(Available data)
--- Begin ---

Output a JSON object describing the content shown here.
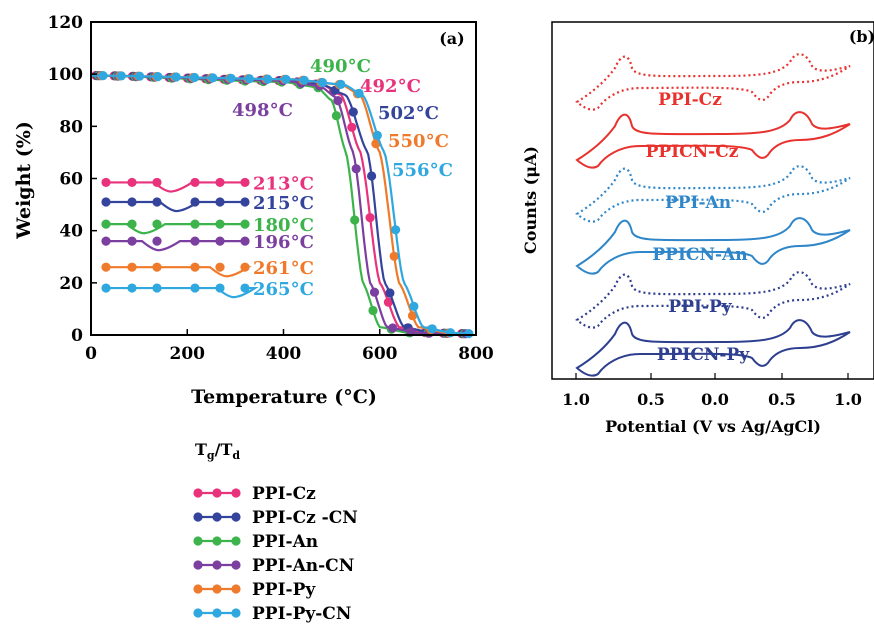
{
  "chart_data": [
    {
      "type": "line",
      "panel_label": "(a)",
      "xlabel": "Temperature (°C)",
      "ylabel": "Weight (%)",
      "xlim": [
        0,
        800
      ],
      "ylim": [
        0,
        120
      ],
      "xticks": [
        "0",
        "200",
        "400",
        "600",
        "800"
      ],
      "yticks": [
        "0",
        "20",
        "40",
        "60",
        "80",
        "100",
        "120"
      ],
      "series": [
        {
          "name": "PPI-Cz",
          "color": "#e8327c",
          "td": 492,
          "td_label": "492°C",
          "points": [
            [
              0,
              99.5
            ],
            [
              400,
              97.5
            ],
            [
              480,
              96
            ],
            [
              520,
              92
            ],
            [
              560,
              70
            ],
            [
              600,
              20
            ],
            [
              640,
              3
            ],
            [
              700,
              0.8
            ],
            [
              780,
              0.5
            ]
          ]
        },
        {
          "name": "PPI-Cz -CN",
          "color": "#34449c",
          "td": 502,
          "td_label": "502°C",
          "points": [
            [
              0,
              99.5
            ],
            [
              400,
              97.5
            ],
            [
              480,
              96
            ],
            [
              530,
              92
            ],
            [
              575,
              70
            ],
            [
              610,
              20
            ],
            [
              650,
              3
            ],
            [
              710,
              0.8
            ],
            [
              780,
              0.5
            ]
          ]
        },
        {
          "name": "PPI-An",
          "color": "#3cb44b",
          "td": 490,
          "td_label": "490°C",
          "points": [
            [
              0,
              99.5
            ],
            [
              400,
              97
            ],
            [
              470,
              95
            ],
            [
              500,
              90
            ],
            [
              530,
              70
            ],
            [
              565,
              20
            ],
            [
              600,
              3
            ],
            [
              660,
              0.8
            ],
            [
              780,
              0.5
            ]
          ]
        },
        {
          "name": "PPI-An-CN",
          "color": "#7b3fa0",
          "td": 498,
          "td_label": "498°C",
          "points": [
            [
              0,
              99.5
            ],
            [
              400,
              97.5
            ],
            [
              475,
              95.5
            ],
            [
              510,
              91
            ],
            [
              545,
              70
            ],
            [
              580,
              20
            ],
            [
              615,
              3
            ],
            [
              680,
              0.8
            ],
            [
              780,
              0.5
            ]
          ]
        },
        {
          "name": "PPI-Py",
          "color": "#f07a2b",
          "td": 550,
          "td_label": "550°C",
          "points": [
            [
              0,
              99.5
            ],
            [
              420,
              98
            ],
            [
              520,
              96
            ],
            [
              560,
              92
            ],
            [
              600,
              70
            ],
            [
              640,
              20
            ],
            [
              680,
              3
            ],
            [
              740,
              0.8
            ],
            [
              780,
              0.5
            ]
          ]
        },
        {
          "name": "PPI-Py-CN",
          "color": "#2fa8e0",
          "td": 556,
          "td_label": "556°C",
          "points": [
            [
              0,
              99.5
            ],
            [
              420,
              98
            ],
            [
              525,
              96
            ],
            [
              565,
              92
            ],
            [
              610,
              70
            ],
            [
              650,
              20
            ],
            [
              690,
              3
            ],
            [
              750,
              0.8
            ],
            [
              790,
              0.5
            ]
          ]
        }
      ],
      "tg_traces": [
        {
          "series": "PPI-Cz",
          "tg_label": "213°C",
          "level": 58.5
        },
        {
          "series": "PPI-Cz -CN",
          "tg_label": "215°C",
          "level": 51
        },
        {
          "series": "PPI-An",
          "tg_label": "180°C",
          "level": 42.5
        },
        {
          "series": "PPI-An-CN",
          "tg_label": "196°C",
          "level": 36
        },
        {
          "series": "PPI-Py",
          "tg_label": "261°C",
          "level": 26
        },
        {
          "series": "PPI-Py-CN",
          "tg_label": "265°C",
          "level": 18
        }
      ],
      "legend_title_main": "T",
      "legend_title_sub1": "g",
      "legend_title_sep": "/T",
      "legend_title_sub2": "d",
      "legend_placement": "below"
    },
    {
      "type": "line",
      "panel_label": "(b)",
      "xlabel": "Potential (V vs Ag/AgCl)",
      "ylabel": "Counts (μA)",
      "xticks": [
        "1.0",
        "0.5",
        "0.0",
        "0.5",
        "1.0"
      ],
      "series": [
        {
          "name": "PPI-Cz",
          "color": "#e8322e",
          "dotted": true
        },
        {
          "name": "PPICN-Cz",
          "color": "#e8322e",
          "dotted": false
        },
        {
          "name": "PPI-An",
          "color": "#2f86c8",
          "dotted": true
        },
        {
          "name": "PPICN-An",
          "color": "#2f86c8",
          "dotted": false
        },
        {
          "name": "PPI-Py",
          "color": "#2e3f8f",
          "dotted": true
        },
        {
          "name": "PPICN-Py",
          "color": "#2e3f8f",
          "dotted": false
        }
      ]
    }
  ]
}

--- End ---

(Description of the task)
Find the lines that include the string "xlabel", then copy each of them.

(Reply to the exercise)
      "xlabel": "Temperature (°C)",
      "xlabel": "Potential (V vs Ag/AgCl)",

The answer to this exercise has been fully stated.